**Task to carry out**
Gather all lines with "meter" from the records.

**Input**
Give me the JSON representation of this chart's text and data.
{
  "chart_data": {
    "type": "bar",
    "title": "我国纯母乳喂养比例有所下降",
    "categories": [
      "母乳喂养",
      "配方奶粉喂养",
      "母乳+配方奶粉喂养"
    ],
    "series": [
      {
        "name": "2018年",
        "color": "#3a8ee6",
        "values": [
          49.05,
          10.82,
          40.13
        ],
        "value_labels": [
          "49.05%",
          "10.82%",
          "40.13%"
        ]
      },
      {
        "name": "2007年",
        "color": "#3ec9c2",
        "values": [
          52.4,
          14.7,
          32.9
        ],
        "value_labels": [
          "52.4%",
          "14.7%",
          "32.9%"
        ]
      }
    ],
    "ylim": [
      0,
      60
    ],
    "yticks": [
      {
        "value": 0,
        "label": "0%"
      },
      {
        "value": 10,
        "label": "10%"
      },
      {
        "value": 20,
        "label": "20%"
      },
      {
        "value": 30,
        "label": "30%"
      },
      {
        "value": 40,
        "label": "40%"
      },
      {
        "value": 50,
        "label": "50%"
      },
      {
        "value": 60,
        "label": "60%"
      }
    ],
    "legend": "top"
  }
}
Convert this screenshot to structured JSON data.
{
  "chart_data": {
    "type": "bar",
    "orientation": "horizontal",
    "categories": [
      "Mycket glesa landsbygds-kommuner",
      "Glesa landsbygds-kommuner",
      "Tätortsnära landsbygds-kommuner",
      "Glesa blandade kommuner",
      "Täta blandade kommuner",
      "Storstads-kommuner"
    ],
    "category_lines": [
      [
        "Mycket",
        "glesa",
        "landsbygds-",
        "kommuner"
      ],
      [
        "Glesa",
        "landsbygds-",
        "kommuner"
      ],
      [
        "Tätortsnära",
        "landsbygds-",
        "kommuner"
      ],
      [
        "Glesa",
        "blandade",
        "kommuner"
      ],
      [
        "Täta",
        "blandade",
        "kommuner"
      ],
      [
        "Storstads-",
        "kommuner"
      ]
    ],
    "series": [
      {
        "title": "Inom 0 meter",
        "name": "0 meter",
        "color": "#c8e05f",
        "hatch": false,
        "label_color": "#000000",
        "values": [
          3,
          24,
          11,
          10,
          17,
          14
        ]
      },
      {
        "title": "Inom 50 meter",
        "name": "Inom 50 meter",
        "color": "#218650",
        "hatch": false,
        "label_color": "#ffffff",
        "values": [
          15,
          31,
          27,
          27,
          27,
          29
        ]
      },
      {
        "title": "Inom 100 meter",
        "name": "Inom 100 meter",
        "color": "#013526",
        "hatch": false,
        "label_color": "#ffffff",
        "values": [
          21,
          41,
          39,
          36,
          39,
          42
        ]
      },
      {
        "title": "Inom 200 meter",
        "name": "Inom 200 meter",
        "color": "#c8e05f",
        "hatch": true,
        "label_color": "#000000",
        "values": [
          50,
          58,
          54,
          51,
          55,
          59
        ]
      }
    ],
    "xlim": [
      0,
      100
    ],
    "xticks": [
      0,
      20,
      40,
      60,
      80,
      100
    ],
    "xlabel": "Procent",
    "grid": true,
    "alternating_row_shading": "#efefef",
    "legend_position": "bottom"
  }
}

**Exercise response**
        "title": "Inom 0 meter",
        "name": "0 meter",
        "title": "Inom 50 meter",
        "name": "Inom 50 meter",
        "title": "Inom 100 meter",
        "name": "Inom 100 meter",
        "title": "Inom 200 meter",
        "name": "Inom 200 meter",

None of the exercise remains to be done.